START Supplied entries
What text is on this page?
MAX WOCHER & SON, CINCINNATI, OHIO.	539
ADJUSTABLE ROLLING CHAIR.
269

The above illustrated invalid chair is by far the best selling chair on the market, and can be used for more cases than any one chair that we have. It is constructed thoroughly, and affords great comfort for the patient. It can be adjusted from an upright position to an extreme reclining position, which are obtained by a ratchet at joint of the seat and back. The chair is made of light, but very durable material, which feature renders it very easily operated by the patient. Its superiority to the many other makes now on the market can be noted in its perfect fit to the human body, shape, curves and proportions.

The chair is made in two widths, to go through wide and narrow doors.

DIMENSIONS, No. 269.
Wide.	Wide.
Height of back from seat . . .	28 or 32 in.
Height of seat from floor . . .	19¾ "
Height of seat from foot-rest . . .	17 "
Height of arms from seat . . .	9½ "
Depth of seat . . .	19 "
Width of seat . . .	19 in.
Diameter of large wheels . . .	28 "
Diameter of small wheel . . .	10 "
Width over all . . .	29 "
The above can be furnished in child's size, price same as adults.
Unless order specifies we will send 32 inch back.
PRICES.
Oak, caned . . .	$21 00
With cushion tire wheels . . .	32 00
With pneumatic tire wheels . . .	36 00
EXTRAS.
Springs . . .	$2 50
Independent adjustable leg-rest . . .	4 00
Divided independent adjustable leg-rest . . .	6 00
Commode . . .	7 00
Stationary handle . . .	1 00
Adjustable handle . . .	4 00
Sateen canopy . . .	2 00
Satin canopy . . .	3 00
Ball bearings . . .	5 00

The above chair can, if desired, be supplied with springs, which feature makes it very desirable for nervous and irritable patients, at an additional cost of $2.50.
END Supplied entries
**What the task requires**. Show every line in the entries above that contains the string "made".

**Task solution**.
The above illustrated invalid chair is by far the best selling chair on the market, and can be used for more cases than any one chair that we have. It is constructed thoroughly, and affords great comfort for the patient. It can be adjusted from an upright position to an extreme reclining position, which are obtained by a ratchet at joint of the seat and back. The chair is made of light, but very durable material, which feature renders it very easily operated by the patient. Its superiority to the many other makes now on the market can be noted in its perfect fit to the human body, shape, curves and proportions.
The chair is made in two widths, to go through wide and narrow doors.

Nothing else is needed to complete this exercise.